PROBLEM TO SOLVE: Repeat the items word for word, starting with the line that contains "last-name-input[interactable]: Last Name" and going on through the line that contains "code-line: const superTokensFrontendConfig".

STORED DATA:
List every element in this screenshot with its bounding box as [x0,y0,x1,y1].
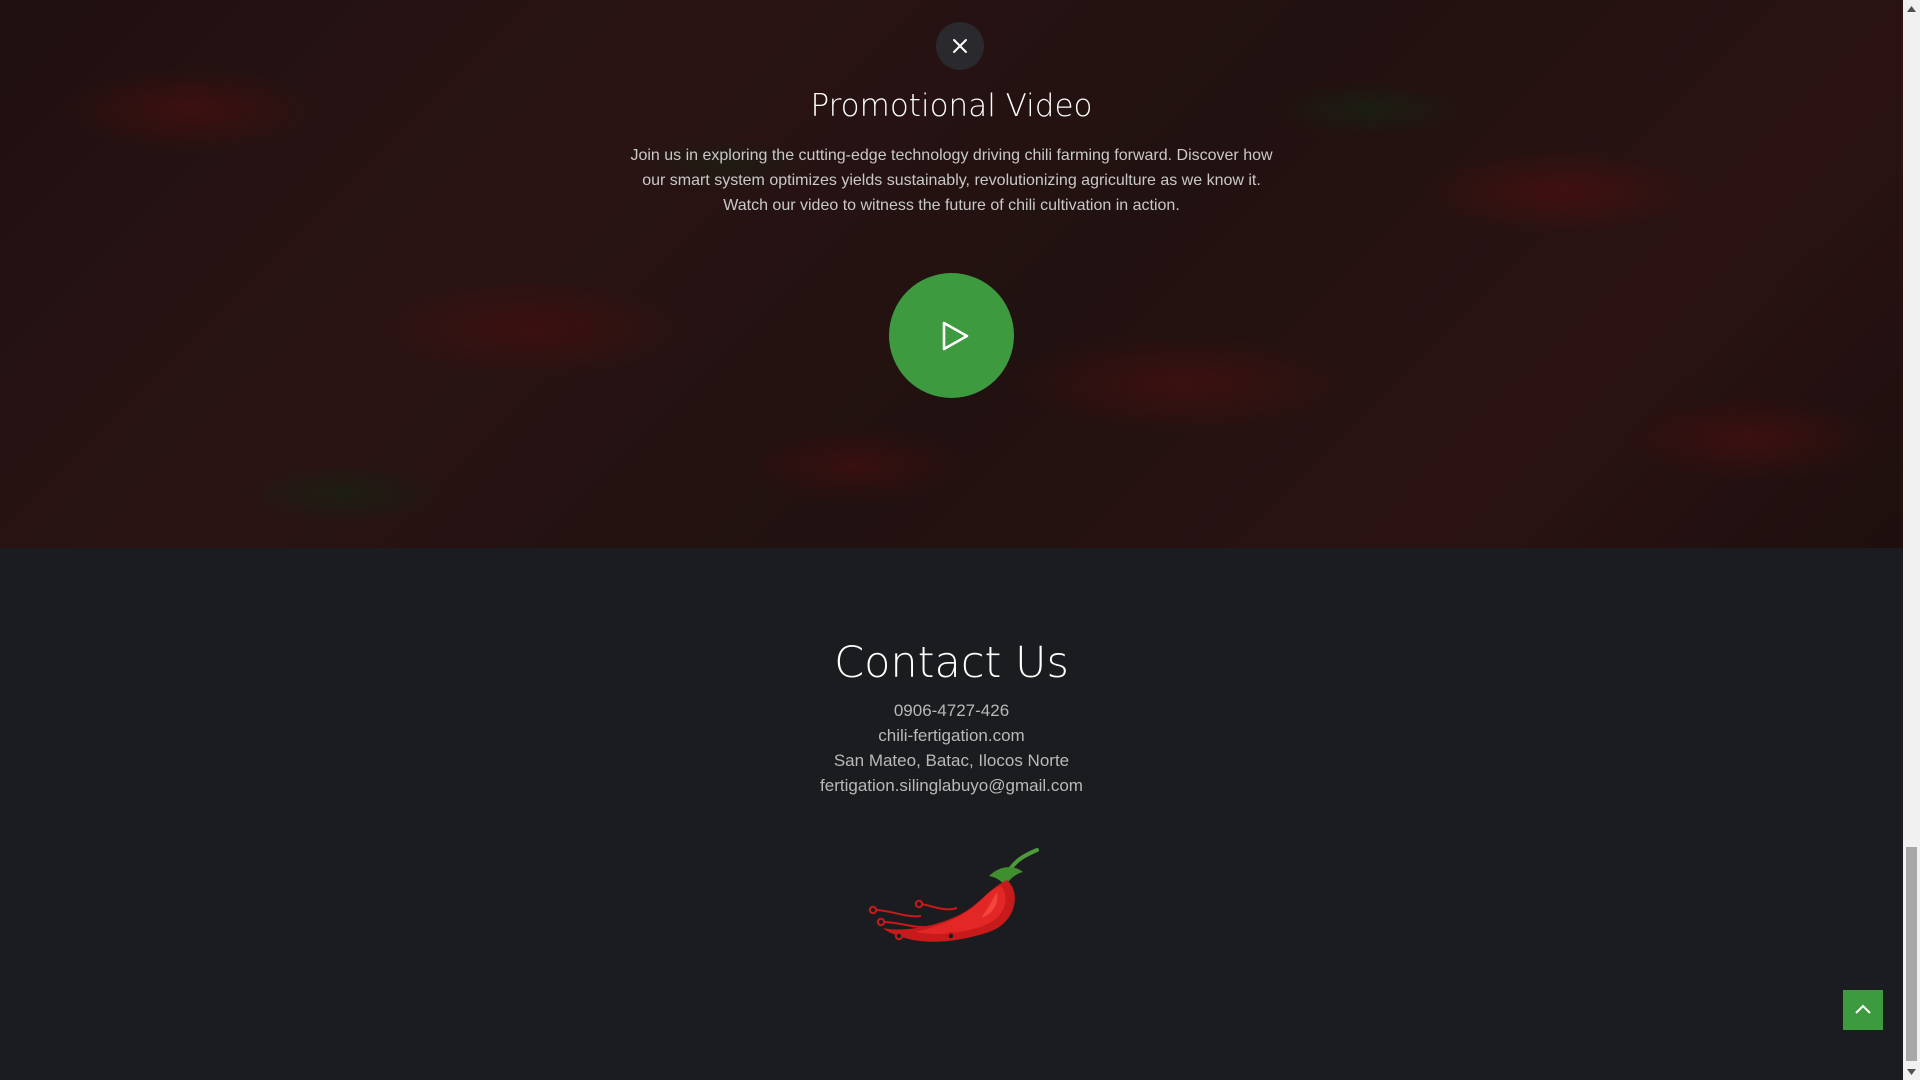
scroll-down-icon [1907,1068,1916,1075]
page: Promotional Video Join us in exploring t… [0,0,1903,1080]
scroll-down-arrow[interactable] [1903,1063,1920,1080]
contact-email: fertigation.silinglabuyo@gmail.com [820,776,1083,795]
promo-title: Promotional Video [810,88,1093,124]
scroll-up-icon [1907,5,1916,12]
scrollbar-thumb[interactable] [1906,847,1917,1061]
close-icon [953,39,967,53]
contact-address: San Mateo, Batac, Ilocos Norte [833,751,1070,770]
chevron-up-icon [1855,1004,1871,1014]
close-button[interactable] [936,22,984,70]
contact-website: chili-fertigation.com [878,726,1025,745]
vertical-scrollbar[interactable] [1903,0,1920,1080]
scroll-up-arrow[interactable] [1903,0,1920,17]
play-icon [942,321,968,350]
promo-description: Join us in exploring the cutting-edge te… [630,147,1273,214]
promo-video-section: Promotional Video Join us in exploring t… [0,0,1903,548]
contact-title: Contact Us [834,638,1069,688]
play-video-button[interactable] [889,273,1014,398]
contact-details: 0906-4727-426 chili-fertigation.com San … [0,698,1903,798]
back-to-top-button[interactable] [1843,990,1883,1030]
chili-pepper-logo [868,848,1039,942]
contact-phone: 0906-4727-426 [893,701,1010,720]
* * *
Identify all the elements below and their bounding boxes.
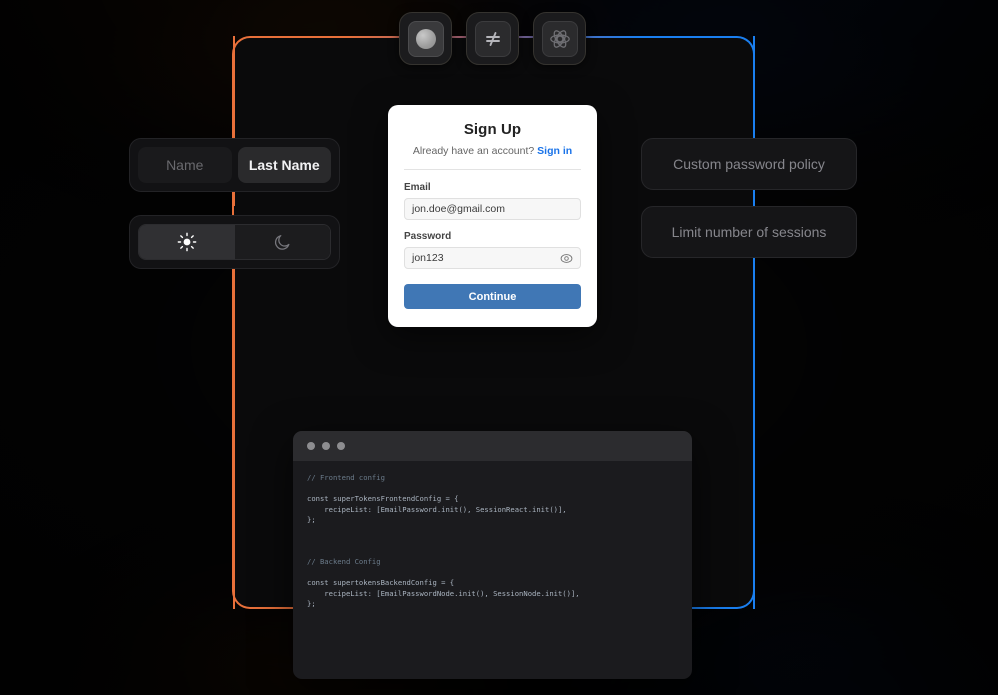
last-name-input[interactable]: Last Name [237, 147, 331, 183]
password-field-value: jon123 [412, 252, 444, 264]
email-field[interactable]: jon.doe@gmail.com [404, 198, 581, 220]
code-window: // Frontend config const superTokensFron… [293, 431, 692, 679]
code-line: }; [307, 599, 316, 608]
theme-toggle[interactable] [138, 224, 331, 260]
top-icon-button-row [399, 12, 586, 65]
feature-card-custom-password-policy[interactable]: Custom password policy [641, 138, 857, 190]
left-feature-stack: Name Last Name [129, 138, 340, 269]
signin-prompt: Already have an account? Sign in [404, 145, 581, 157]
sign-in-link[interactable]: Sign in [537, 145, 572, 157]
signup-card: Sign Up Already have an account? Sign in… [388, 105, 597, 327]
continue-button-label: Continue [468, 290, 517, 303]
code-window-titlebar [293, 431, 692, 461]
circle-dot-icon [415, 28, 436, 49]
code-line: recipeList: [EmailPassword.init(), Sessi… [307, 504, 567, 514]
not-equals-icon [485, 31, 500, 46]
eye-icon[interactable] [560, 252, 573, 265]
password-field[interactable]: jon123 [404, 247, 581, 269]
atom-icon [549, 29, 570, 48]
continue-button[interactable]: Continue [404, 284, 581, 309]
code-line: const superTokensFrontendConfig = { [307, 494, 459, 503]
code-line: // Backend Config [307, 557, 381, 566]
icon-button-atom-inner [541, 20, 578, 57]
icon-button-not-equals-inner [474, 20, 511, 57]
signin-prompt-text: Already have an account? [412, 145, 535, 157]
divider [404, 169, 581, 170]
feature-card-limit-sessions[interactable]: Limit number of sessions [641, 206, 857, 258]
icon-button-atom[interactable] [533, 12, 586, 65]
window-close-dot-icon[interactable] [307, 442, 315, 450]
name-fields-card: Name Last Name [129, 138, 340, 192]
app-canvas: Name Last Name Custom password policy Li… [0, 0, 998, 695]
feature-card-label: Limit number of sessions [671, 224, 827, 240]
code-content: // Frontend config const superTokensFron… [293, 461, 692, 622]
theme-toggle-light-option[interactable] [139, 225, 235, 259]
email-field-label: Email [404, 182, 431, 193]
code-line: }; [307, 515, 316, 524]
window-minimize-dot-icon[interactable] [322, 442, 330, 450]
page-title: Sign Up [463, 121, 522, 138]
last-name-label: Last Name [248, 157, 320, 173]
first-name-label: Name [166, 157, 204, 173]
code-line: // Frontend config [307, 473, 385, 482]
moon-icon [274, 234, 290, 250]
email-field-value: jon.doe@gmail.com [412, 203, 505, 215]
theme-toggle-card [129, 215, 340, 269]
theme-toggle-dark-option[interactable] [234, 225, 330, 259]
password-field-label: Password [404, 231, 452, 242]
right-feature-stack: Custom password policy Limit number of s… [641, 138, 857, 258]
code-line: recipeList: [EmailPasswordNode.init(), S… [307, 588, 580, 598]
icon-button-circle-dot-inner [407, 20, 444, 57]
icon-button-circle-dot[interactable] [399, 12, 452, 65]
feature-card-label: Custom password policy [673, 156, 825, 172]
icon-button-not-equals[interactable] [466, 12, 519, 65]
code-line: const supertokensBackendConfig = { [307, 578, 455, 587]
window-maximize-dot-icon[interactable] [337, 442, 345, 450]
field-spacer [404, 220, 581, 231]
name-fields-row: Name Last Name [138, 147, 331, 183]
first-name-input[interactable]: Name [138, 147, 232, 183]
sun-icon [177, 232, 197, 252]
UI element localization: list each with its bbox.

RIGHT ANSWER:
last-name-input[interactable]: Last Name [237, 147, 331, 183]
password-field-value: jon123 [412, 252, 444, 264]
email-field[interactable]: jon.doe@gmail.com [404, 198, 581, 220]
code-window: // Frontend config const superTokensFron… [293, 431, 692, 679]
code-line: }; [307, 599, 316, 608]
theme-toggle[interactable] [138, 224, 331, 260]
top-icon-button-row [399, 12, 586, 65]
feature-card-custom-password-policy[interactable]: Custom password policy [641, 138, 857, 190]
left-feature-stack: Name Last Name [129, 138, 340, 269]
signin-prompt: Already have an account? Sign in [404, 145, 581, 157]
sign-in-link[interactable]: Sign in [537, 145, 572, 157]
signup-card: Sign Up Already have an account? Sign in… [388, 105, 597, 327]
continue-button-label: Continue [468, 290, 517, 303]
code-window-titlebar [293, 431, 692, 461]
circle-dot-icon [415, 28, 436, 49]
code-line: recipeList: [EmailPassword.init(), Sessi… [307, 504, 567, 514]
not-equals-icon [485, 31, 500, 46]
eye-icon[interactable] [560, 252, 573, 265]
password-field[interactable]: jon123 [404, 247, 581, 269]
atom-icon [549, 29, 570, 48]
continue-button[interactable]: Continue [404, 284, 581, 309]
code-line: const superTokensFrontendConfig = { [307, 494, 459, 503]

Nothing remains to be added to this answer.